> [SET EXERCISE]:
Find each line with the string "test" and report it.

> [INFORMATION SHOWN]:

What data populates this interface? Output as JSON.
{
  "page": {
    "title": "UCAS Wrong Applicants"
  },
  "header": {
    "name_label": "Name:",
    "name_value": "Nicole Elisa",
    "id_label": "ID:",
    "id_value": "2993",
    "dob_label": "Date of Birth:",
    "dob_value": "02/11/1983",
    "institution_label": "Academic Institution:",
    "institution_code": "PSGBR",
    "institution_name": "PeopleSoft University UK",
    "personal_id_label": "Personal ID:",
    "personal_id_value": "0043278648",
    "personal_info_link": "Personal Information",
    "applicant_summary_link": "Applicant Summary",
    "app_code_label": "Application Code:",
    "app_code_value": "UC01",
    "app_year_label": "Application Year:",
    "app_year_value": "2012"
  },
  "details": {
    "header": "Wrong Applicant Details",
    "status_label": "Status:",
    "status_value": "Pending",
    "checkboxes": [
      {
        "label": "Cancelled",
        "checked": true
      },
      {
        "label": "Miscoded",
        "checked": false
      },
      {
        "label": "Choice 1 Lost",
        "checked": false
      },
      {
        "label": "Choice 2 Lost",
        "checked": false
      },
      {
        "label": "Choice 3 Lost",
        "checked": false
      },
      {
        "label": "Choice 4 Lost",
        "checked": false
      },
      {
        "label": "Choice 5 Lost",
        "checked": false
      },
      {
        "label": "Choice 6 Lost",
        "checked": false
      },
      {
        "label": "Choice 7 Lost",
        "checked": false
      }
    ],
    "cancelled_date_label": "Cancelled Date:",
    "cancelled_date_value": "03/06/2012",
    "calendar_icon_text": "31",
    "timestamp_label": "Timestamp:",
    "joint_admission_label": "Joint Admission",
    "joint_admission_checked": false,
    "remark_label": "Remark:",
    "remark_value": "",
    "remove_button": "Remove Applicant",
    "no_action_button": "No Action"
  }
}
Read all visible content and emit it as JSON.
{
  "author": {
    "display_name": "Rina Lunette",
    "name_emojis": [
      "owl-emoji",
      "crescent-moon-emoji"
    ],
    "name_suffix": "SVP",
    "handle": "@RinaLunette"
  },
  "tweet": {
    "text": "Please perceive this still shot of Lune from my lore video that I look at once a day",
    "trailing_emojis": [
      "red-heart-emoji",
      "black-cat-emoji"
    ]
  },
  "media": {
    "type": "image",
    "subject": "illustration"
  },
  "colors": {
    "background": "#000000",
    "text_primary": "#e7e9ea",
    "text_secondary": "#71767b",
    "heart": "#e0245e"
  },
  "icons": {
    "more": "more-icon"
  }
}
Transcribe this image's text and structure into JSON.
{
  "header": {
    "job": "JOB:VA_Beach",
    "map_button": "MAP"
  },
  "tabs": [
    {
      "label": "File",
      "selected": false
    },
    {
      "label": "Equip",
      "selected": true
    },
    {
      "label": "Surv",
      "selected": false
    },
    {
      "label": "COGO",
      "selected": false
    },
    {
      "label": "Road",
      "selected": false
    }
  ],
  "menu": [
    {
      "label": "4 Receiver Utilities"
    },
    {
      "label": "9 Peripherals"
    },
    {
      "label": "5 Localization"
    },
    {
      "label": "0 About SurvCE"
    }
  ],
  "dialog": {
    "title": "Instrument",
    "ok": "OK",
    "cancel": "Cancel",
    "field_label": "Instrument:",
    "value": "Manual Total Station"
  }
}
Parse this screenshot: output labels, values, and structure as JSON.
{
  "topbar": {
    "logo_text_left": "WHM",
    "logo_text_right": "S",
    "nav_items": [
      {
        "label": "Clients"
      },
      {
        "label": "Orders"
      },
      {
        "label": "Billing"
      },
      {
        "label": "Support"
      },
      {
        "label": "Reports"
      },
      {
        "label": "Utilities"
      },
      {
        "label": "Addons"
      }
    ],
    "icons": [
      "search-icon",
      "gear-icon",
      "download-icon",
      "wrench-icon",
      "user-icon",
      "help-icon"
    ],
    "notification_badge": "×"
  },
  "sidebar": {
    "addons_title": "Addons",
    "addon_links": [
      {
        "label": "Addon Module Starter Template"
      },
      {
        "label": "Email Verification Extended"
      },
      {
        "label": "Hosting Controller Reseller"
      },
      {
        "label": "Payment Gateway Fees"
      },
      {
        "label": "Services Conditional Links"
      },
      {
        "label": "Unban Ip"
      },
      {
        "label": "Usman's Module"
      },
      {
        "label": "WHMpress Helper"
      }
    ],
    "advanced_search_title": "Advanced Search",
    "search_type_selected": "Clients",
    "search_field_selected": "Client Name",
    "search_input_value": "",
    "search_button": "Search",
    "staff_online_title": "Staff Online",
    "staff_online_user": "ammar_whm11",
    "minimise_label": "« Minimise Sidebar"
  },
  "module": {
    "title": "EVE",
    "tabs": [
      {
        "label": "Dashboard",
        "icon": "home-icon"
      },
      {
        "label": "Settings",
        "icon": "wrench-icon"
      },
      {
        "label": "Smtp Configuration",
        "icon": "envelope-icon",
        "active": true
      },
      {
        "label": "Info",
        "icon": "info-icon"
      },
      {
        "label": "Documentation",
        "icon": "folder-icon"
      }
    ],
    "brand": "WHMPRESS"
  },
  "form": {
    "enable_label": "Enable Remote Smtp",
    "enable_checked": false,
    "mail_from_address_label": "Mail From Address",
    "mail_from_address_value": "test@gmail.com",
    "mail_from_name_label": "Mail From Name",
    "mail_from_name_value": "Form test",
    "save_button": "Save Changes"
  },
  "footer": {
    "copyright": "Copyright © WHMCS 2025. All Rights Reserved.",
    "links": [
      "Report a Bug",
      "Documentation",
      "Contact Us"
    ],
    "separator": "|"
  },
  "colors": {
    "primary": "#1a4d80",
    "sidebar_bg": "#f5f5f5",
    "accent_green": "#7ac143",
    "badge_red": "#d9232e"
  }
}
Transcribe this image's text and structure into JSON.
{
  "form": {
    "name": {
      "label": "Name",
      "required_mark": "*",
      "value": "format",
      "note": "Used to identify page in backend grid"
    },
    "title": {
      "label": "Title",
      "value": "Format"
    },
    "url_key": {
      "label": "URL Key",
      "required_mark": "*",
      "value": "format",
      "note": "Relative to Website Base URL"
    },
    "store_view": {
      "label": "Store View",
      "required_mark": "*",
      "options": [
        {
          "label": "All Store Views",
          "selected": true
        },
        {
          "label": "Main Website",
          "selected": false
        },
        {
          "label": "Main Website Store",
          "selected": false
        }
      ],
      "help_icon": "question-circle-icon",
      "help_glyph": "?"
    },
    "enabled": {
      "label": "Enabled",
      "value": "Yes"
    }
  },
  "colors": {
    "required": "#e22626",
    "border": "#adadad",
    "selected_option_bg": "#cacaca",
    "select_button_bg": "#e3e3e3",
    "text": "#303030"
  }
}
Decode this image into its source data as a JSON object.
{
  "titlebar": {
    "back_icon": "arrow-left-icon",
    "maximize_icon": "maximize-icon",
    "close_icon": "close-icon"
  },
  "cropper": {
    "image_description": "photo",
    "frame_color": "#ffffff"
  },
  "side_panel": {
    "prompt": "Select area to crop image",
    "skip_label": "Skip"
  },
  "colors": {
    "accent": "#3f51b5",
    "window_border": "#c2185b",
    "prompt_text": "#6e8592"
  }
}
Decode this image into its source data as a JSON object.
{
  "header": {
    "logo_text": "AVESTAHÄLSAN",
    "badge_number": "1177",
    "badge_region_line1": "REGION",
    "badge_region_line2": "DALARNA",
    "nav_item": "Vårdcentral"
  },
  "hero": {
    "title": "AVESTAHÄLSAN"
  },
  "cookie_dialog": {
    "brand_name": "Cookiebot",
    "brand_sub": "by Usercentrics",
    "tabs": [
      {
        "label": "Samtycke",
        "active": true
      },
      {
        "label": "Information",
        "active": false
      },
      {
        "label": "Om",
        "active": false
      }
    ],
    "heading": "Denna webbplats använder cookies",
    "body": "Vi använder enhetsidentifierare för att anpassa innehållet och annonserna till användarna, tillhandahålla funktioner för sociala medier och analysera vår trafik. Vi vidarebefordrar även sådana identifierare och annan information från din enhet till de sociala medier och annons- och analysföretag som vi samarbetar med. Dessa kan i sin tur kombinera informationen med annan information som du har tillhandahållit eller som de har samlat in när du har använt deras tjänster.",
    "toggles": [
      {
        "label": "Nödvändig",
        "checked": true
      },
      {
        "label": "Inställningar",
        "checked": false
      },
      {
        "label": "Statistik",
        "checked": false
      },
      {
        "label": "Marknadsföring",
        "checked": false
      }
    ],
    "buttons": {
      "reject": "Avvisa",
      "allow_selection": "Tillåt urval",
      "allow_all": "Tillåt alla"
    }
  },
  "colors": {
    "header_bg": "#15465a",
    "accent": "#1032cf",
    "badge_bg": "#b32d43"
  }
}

> [FULL OUTPUT]:
    "mail_from_address_value": "test@gmail.com",
    "mail_from_name_value": "Form test",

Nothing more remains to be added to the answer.